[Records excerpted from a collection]
--- Start ---

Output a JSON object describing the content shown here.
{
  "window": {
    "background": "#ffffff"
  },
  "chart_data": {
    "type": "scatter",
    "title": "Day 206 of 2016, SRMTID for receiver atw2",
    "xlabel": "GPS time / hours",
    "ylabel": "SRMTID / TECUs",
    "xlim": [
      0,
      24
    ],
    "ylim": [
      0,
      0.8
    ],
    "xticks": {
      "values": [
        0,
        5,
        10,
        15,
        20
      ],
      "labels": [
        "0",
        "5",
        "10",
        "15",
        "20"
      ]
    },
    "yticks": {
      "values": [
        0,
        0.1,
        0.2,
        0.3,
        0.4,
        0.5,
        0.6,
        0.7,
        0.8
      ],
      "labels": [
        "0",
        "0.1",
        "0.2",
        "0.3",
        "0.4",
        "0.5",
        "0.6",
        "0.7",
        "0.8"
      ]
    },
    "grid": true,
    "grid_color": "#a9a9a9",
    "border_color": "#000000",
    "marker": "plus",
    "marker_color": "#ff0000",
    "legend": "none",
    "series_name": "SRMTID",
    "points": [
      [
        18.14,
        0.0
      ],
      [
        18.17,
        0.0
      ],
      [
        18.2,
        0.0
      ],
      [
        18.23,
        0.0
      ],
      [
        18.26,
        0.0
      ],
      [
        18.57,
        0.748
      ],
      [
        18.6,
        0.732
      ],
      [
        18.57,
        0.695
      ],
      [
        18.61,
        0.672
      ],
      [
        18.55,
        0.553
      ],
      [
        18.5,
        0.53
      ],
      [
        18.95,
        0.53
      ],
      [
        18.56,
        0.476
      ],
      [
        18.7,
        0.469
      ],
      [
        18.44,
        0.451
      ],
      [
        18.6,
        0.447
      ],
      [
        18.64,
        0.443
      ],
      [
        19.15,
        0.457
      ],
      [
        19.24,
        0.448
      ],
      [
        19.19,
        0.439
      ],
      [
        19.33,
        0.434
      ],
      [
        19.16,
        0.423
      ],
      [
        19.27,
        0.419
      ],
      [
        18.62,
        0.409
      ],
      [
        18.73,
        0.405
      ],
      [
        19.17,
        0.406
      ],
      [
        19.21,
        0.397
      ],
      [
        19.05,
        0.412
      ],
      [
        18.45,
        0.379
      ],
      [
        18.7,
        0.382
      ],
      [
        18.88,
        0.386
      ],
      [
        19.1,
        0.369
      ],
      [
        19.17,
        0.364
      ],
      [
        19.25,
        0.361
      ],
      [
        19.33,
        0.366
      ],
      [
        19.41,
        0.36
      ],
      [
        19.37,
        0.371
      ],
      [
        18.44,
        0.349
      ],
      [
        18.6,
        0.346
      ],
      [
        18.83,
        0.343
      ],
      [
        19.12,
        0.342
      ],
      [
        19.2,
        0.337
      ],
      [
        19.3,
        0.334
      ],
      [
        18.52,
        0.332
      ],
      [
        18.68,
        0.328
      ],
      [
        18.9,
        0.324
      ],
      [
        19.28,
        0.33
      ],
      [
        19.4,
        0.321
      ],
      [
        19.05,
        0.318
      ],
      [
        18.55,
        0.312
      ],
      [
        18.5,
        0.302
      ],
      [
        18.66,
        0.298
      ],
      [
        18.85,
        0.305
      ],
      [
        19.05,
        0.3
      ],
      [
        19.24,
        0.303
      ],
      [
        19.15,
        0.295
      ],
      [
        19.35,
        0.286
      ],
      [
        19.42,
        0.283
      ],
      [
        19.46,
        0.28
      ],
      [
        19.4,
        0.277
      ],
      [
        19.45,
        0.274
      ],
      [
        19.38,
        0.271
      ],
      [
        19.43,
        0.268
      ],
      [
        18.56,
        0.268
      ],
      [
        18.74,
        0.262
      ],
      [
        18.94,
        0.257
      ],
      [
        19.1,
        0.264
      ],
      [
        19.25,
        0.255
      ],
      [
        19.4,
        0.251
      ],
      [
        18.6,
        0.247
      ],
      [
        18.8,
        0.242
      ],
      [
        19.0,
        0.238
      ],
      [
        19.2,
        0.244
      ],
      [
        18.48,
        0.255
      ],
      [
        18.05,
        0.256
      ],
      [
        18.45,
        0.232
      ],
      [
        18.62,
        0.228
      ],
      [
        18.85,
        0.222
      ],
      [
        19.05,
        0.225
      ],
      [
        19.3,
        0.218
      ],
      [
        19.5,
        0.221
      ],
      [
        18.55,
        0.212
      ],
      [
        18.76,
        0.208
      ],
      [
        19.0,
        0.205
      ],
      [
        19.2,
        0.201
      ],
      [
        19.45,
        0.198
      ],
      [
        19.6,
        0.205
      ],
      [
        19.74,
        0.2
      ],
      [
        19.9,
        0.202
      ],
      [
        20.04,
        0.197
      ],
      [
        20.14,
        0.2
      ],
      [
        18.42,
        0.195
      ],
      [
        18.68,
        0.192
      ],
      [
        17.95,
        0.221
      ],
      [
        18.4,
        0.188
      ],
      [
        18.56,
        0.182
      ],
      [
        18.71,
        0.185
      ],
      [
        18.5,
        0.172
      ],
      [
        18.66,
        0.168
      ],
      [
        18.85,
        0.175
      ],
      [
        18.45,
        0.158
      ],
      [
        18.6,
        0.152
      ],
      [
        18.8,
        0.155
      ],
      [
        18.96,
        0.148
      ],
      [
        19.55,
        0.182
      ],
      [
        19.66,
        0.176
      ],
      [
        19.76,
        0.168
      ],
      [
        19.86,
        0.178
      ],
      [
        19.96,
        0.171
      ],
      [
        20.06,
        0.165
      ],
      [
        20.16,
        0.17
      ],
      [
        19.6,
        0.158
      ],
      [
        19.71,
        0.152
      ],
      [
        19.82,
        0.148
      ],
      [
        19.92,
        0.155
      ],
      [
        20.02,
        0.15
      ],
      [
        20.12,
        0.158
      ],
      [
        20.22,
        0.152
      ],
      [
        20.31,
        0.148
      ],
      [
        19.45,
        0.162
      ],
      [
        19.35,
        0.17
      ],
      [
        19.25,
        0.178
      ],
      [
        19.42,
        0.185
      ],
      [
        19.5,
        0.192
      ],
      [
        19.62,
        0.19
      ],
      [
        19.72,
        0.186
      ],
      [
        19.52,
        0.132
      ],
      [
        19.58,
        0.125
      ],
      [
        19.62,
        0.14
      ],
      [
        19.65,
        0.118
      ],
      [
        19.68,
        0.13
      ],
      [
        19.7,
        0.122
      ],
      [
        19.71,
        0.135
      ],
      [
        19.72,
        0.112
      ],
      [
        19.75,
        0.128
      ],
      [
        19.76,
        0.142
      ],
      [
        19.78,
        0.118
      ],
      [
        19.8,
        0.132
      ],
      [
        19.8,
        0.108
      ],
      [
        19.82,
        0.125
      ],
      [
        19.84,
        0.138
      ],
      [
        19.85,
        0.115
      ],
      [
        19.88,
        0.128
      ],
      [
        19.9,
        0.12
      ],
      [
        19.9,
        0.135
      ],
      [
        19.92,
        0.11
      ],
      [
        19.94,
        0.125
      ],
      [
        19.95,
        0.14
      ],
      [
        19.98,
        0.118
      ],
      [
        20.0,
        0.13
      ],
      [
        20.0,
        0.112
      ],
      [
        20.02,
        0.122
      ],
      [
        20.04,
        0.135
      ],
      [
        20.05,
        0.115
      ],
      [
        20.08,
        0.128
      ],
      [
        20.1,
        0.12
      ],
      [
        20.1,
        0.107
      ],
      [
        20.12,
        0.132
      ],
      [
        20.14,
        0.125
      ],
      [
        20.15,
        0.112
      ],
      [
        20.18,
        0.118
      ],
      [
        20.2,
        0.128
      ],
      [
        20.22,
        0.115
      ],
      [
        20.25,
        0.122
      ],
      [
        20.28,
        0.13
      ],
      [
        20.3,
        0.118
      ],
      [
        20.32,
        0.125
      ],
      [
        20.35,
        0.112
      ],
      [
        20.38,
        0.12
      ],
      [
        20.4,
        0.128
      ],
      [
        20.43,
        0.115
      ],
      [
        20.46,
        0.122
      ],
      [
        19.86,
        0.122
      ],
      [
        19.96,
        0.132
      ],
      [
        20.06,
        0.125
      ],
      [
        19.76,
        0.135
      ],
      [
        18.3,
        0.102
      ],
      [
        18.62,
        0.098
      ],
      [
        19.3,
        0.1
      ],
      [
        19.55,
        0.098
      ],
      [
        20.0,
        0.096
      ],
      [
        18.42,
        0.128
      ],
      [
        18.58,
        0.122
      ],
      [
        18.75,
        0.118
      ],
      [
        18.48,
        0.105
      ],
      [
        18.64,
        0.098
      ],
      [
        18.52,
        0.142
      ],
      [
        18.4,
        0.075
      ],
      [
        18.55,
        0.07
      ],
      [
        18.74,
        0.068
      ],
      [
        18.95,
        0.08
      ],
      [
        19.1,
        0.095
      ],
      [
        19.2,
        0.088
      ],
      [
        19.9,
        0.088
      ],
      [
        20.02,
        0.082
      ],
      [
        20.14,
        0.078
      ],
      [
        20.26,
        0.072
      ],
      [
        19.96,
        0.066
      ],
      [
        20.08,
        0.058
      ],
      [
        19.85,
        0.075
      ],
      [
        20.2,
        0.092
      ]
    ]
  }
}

--- End ---

*Your goal*: Copy out every line of the data that includes "SRMTID".

*Task solution*:
    "title": "Day 206 of 2016, SRMTID for receiver atw2",
    "ylabel": "SRMTID / TECUs",
    "series_name": "SRMTID",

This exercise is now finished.